◆ **Aim**
Pictures are excluded from this exercise. Transcribe exactly the lines from the one containing "Give me the" through the last line of the listing.

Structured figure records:
________

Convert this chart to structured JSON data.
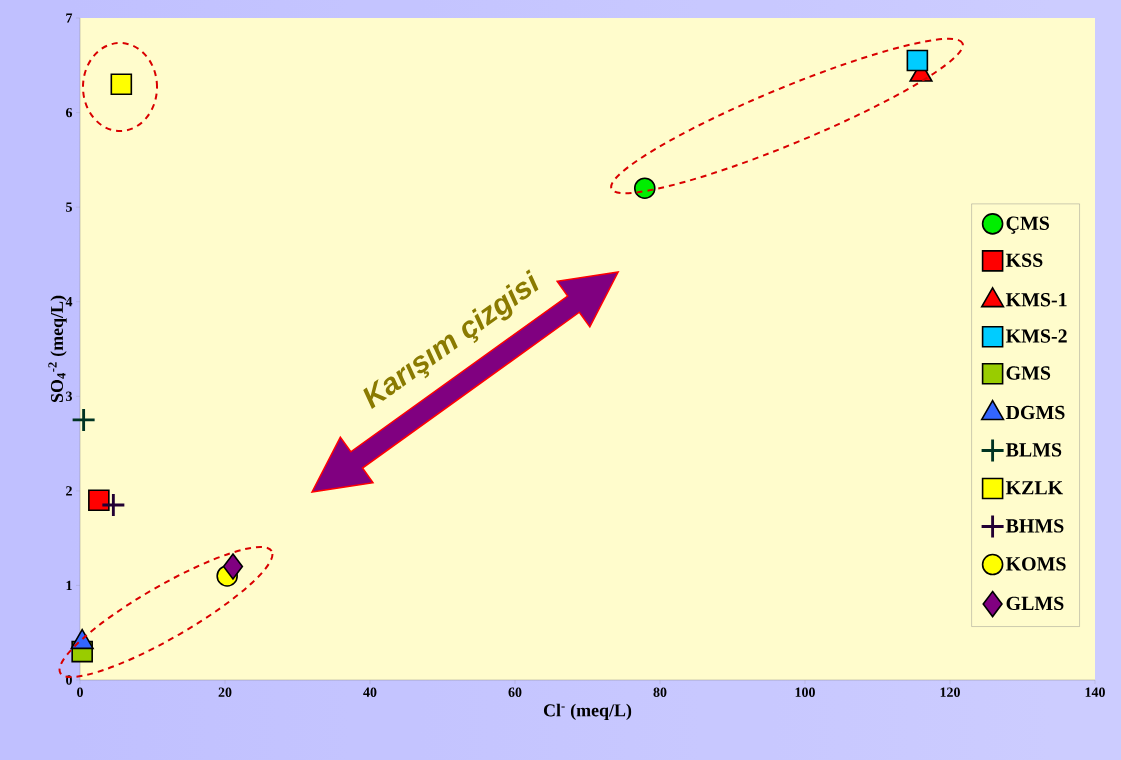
{
  "chart_data": {
    "type": "scatter",
    "xlabel": "Cl$^{-}$ (meq/L)",
    "ylabel": "SO$_{4}$$^{-2}$ (meq/L)",
    "xlim": [
      0,
      140
    ],
    "ylim": [
      0,
      7
    ],
    "xticks": [
      0,
      20,
      40,
      60,
      80,
      100,
      120,
      140
    ],
    "yticks": [
      0,
      1,
      2,
      3,
      4,
      5,
      6,
      7
    ],
    "legend": "right",
    "grid": false,
    "annotations": [
      "Karışım çizgisi"
    ],
    "series": [
      {
        "name": "ÇMS",
        "color": "#00ee00",
        "marker": "circle",
        "x": [
          77.9
        ],
        "values": [
          5.2
        ]
      },
      {
        "name": "KSS",
        "color": "#ff0000",
        "marker": "square",
        "x": [
          2.6
        ],
        "values": [
          1.9
        ]
      },
      {
        "name": "KMS-1",
        "color": "#ff0000",
        "marker": "triangle",
        "x": [
          116
        ],
        "values": [
          6.4
        ]
      },
      {
        "name": "KMS-2",
        "color": "#00ccff",
        "marker": "square",
        "x": [
          115.5
        ],
        "values": [
          6.55
        ]
      },
      {
        "name": "GMS",
        "color": "#99cc00",
        "marker": "square",
        "x": [
          0.3
        ],
        "values": [
          0.3
        ]
      },
      {
        "name": "DGMS",
        "color": "#3366ff",
        "marker": "triangle",
        "x": [
          0.3
        ],
        "values": [
          0.4
        ]
      },
      {
        "name": "BLMS",
        "color": "#003322",
        "marker": "cross",
        "x": [
          0.5
        ],
        "values": [
          2.75
        ]
      },
      {
        "name": "KZLK",
        "color": "#ffff00",
        "marker": "square",
        "x": [
          5.7
        ],
        "values": [
          6.3
        ]
      },
      {
        "name": "BHMS",
        "color": "#220033",
        "marker": "cross",
        "x": [
          4.6
        ],
        "values": [
          1.85
        ]
      },
      {
        "name": "KOMS",
        "color": "#ffff00",
        "marker": "circle",
        "x": [
          20.3
        ],
        "values": [
          1.1
        ]
      },
      {
        "name": "GLMS",
        "color": "#800080",
        "marker": "diamond",
        "x": [
          21.1
        ],
        "values": [
          1.2
        ]
      }
    ]
  }
}
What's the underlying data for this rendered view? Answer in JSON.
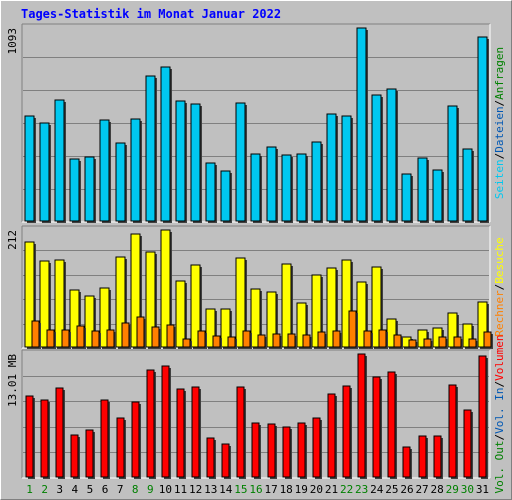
{
  "title": "Tages-Statistik im Monat Januar 2022",
  "colors": {
    "background": "#c0c0c0",
    "grid": "#808080",
    "title": "#0000ff",
    "seiten": "#00c8f0",
    "dateien": "#0058b4",
    "anfragen": "#008000",
    "besuche": "#ffff00",
    "rechner": "#ff8000",
    "volumen": "#ff0000",
    "weekend_label": "#008000",
    "day_label": "#000000"
  },
  "chart_data": [
    {
      "type": "bar",
      "panel": "top",
      "max_label": "1093",
      "legend": [
        {
          "text": "Anfragen",
          "color": "#008000"
        },
        {
          "text": "/",
          "color": "#000000"
        },
        {
          "text": "Dateien",
          "color": "#0058b4"
        },
        {
          "text": "/",
          "color": "#000000"
        },
        {
          "text": "Seiten",
          "color": "#00c8f0"
        }
      ],
      "ylim": [
        0,
        1093
      ],
      "categories": [
        "1",
        "2",
        "3",
        "4",
        "5",
        "6",
        "7",
        "8",
        "9",
        "10",
        "11",
        "12",
        "13",
        "14",
        "15",
        "16",
        "17",
        "18",
        "19",
        "20",
        "21",
        "22",
        "23",
        "24",
        "25",
        "26",
        "27",
        "28",
        "29",
        "30",
        "31"
      ],
      "series": [
        {
          "name": "Seiten",
          "values": [
            595,
            560,
            685,
            355,
            365,
            575,
            445,
            580,
            820,
            875,
            680,
            665,
            335,
            290,
            670,
            385,
            425,
            380,
            385,
            450,
            610,
            595,
            1093,
            715,
            750,
            270,
            360,
            295,
            655,
            410,
            1045
          ]
        }
      ]
    },
    {
      "type": "bar",
      "panel": "middle",
      "max_label": "212",
      "legend": [
        {
          "text": "Besuche",
          "color": "#ffff00"
        },
        {
          "text": "/",
          "color": "#000000"
        },
        {
          "text": "Rechner",
          "color": "#ff8000"
        }
      ],
      "ylim": [
        0,
        212
      ],
      "categories": [
        "1",
        "2",
        "3",
        "4",
        "5",
        "6",
        "7",
        "8",
        "9",
        "10",
        "11",
        "12",
        "13",
        "14",
        "15",
        "16",
        "17",
        "18",
        "19",
        "20",
        "21",
        "22",
        "23",
        "24",
        "25",
        "26",
        "27",
        "28",
        "29",
        "30",
        "31"
      ],
      "series": [
        {
          "name": "Besuche",
          "values": [
            190,
            157,
            159,
            105,
            93,
            107,
            163,
            205,
            172,
            212,
            121,
            150,
            70,
            70,
            162,
            106,
            101,
            151,
            81,
            132,
            143,
            159,
            118,
            146,
            52,
            20,
            33,
            36,
            62,
            44,
            82
          ]
        },
        {
          "name": "Rechner",
          "values": [
            49,
            33,
            33,
            39,
            31,
            32,
            45,
            55,
            37,
            42,
            17,
            30,
            21,
            20,
            30,
            24,
            26,
            25,
            23,
            28,
            31,
            66,
            31,
            33,
            23,
            15,
            17,
            20,
            19,
            17,
            28
          ]
        }
      ]
    },
    {
      "type": "bar",
      "panel": "bottom",
      "max_label": "13.01 MB",
      "legend": [
        {
          "text": "Volumen",
          "color": "#ff0000"
        },
        {
          "text": "/",
          "color": "#000000"
        },
        {
          "text": "Vol. In",
          "color": "#0058b4"
        },
        {
          "text": "/",
          "color": "#000000"
        },
        {
          "text": "Vol. Out",
          "color": "#008000"
        }
      ],
      "ylim": [
        0,
        13.01
      ],
      "categories": [
        "1",
        "2",
        "3",
        "4",
        "5",
        "6",
        "7",
        "8",
        "9",
        "10",
        "11",
        "12",
        "13",
        "14",
        "15",
        "16",
        "17",
        "18",
        "19",
        "20",
        "21",
        "22",
        "23",
        "24",
        "25",
        "26",
        "27",
        "28",
        "29",
        "30",
        "31"
      ],
      "series": [
        {
          "name": "Volumen",
          "values": [
            8.6,
            8.2,
            9.4,
            4.5,
            5.0,
            8.2,
            6.3,
            8.0,
            11.3,
            11.8,
            9.3,
            9.6,
            4.2,
            3.6,
            9.5,
            5.8,
            5.7,
            5.4,
            5.8,
            6.3,
            8.8,
            9.7,
            13.01,
            10.6,
            11.1,
            3.3,
            4.4,
            4.4,
            9.8,
            7.1,
            12.8
          ]
        }
      ]
    }
  ],
  "x_labels": {
    "weekend_days": [
      "1",
      "2",
      "8",
      "9",
      "15",
      "16",
      "22",
      "23",
      "29",
      "30"
    ]
  }
}
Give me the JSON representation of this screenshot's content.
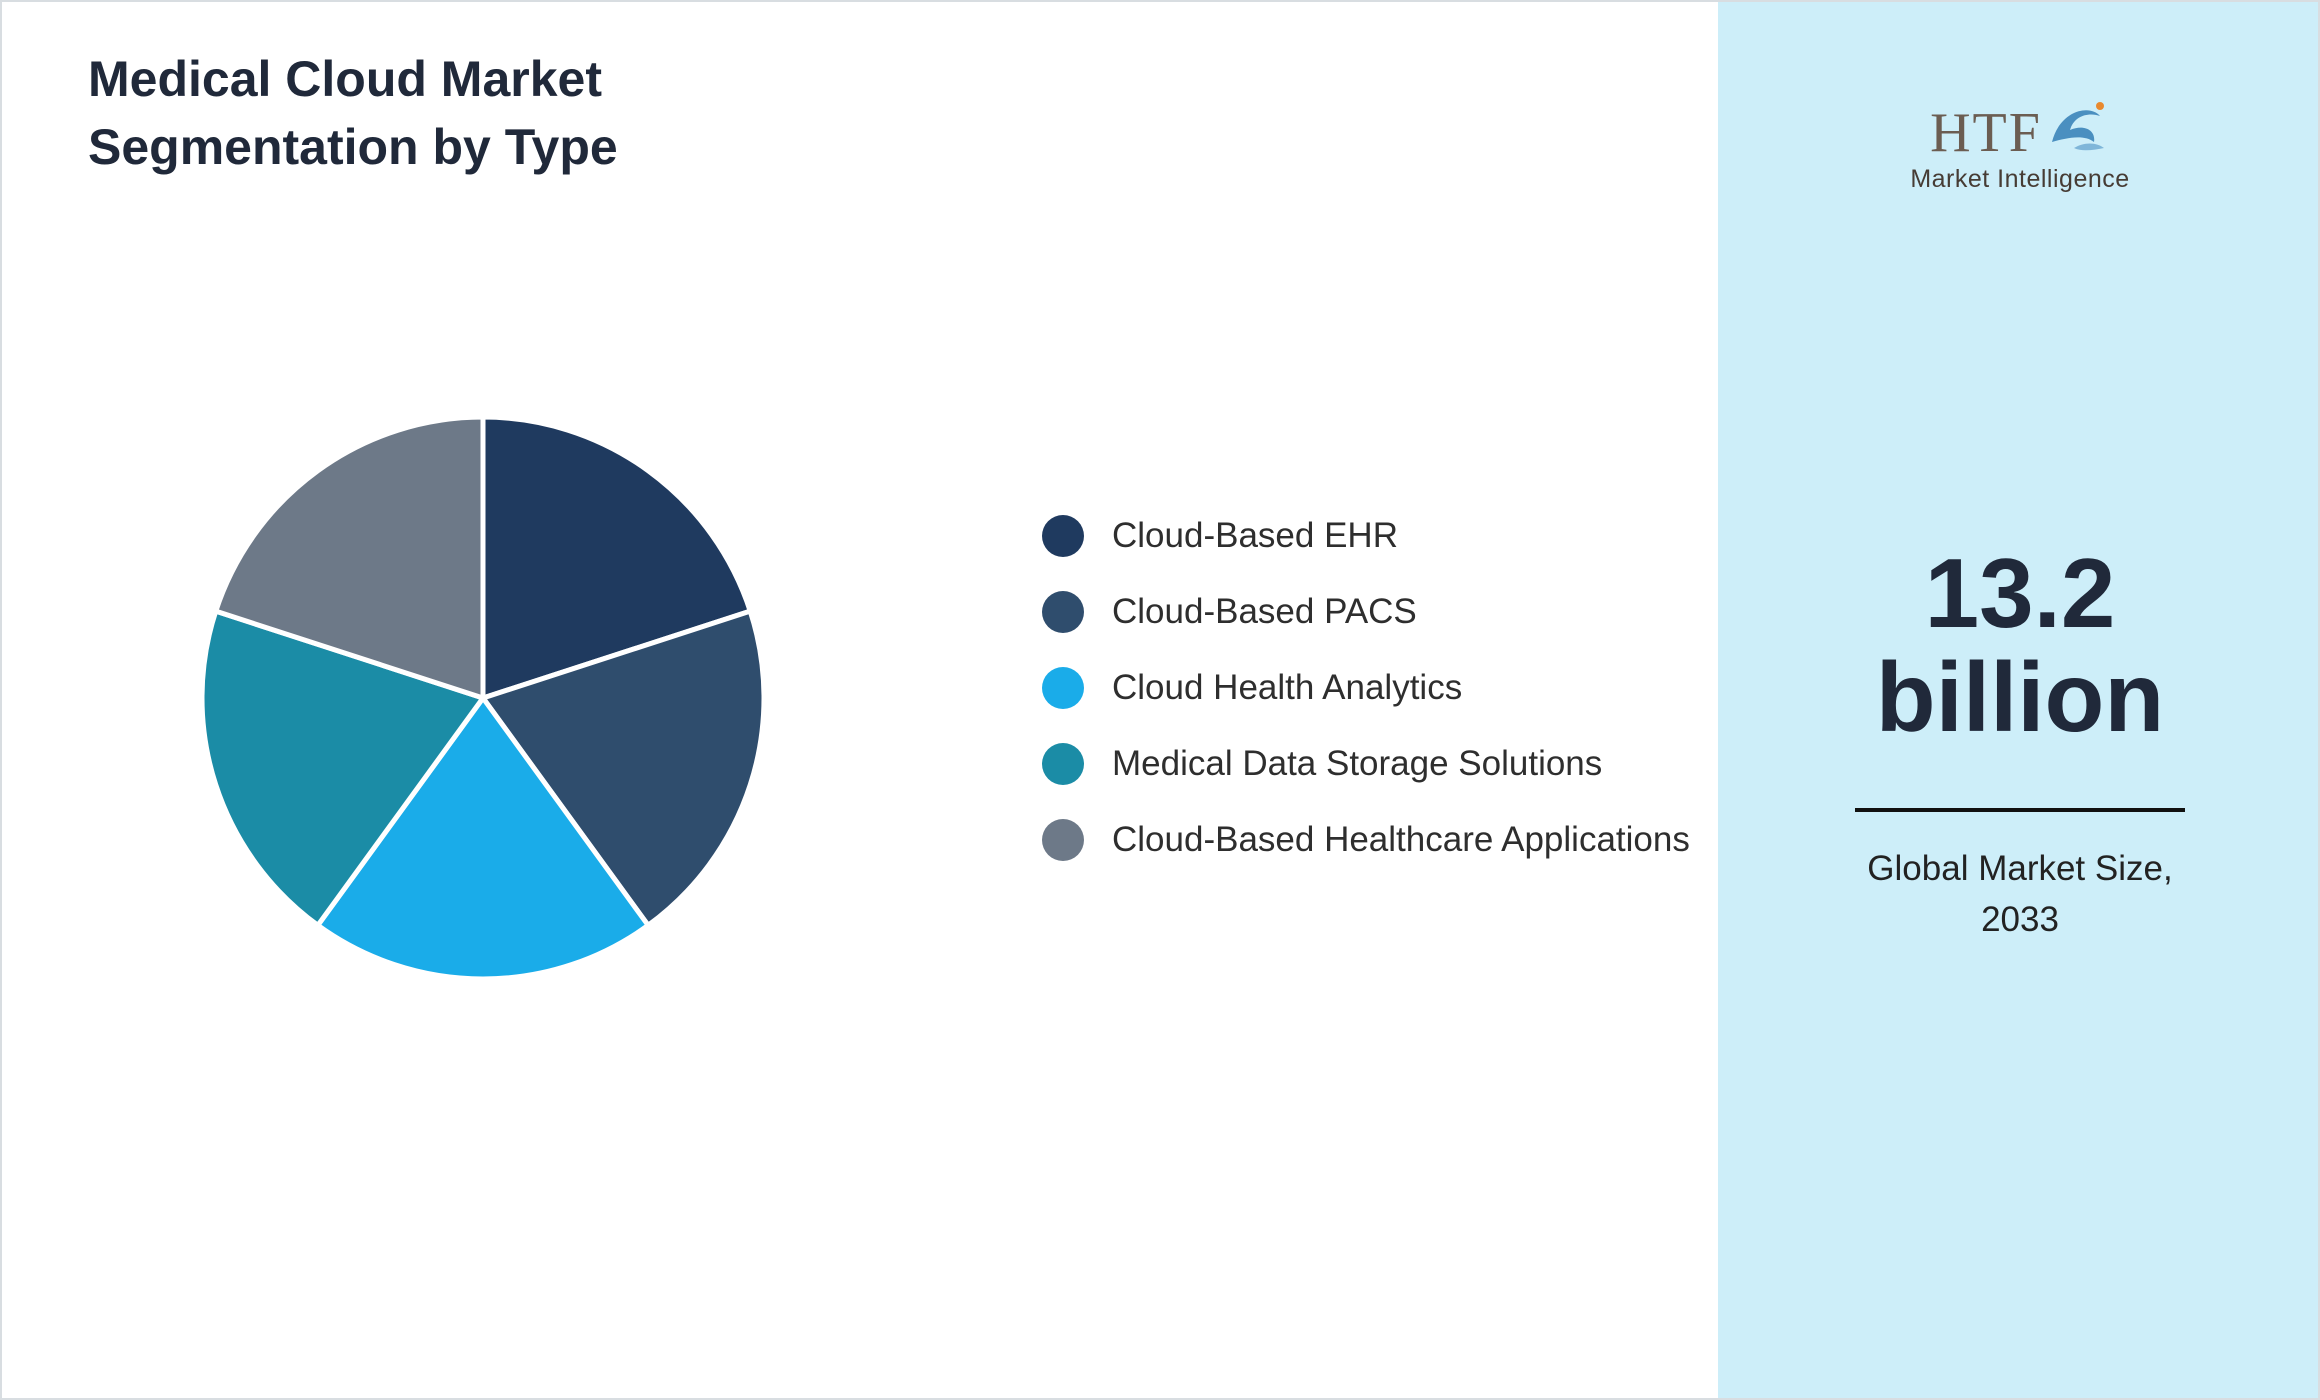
{
  "header": {
    "title_line1": "Medical Cloud Market",
    "title_line2": "Segmentation by Type"
  },
  "chart_data": {
    "type": "pie",
    "title": "Medical Cloud Market Segmentation by Type",
    "labels": [
      "Cloud-Based EHR",
      "Cloud-Based PACS",
      "Cloud Health Analytics",
      "Medical Data Storage Solutions",
      "Cloud-Based Healthcare Applications"
    ],
    "values": [
      20,
      20,
      20,
      20,
      20
    ],
    "colors": [
      "#1f3a5f",
      "#2f4d6d",
      "#1aace9",
      "#1b8ca6",
      "#6d7988"
    ],
    "legend_position": "right",
    "start_angle_deg": -90,
    "direction": "clockwise"
  },
  "sidebar": {
    "bg_color": "#cdeef9",
    "logo": {
      "text": "HTF",
      "subtext": "Market Intelligence",
      "dolphin_icon": "dolphin-splash-icon"
    },
    "stat": {
      "value_line1": "13.2",
      "value_line2": "billion",
      "label_line1": "Global Market Size,",
      "label_line2": "2033"
    }
  }
}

________

◆ **Task solution**
Give me the JSON representation of this screenshot's content.
{
  "header": {
    "title_line1": "Medical Cloud Market",
    "title_line2": "Segmentation by Type"
  },
  "chart_data": {
    "type": "pie",
    "title": "Medical Cloud Market Segmentation by Type",
    "labels": [
      "Cloud-Based EHR",
      "Cloud-Based PACS",
      "Cloud Health Analytics",
      "Medical Data Storage Solutions",
      "Cloud-Based Healthcare Applications"
    ],
    "values": [
      20,
      20,
      20,
      20,
      20
    ],
    "colors": [
      "#1f3a5f",
      "#2f4d6d",
      "#1aace9",
      "#1b8ca6",
      "#6d7988"
    ],
    "legend_position": "right",
    "start_angle_deg": -90,
    "direction": "clockwise"
  },
  "sidebar": {
    "bg_color": "#cdeef9",
    "logo": {
      "text": "HTF",
      "subtext": "Market Intelligence",
      "dolphin_icon": "dolphin-splash-icon"
    },
    "stat": {
      "value_line1": "13.2",
      "value_line2": "billion",
      "label_line1": "Global Market Size,",
      "label_line2": "2033"
    }
  }
}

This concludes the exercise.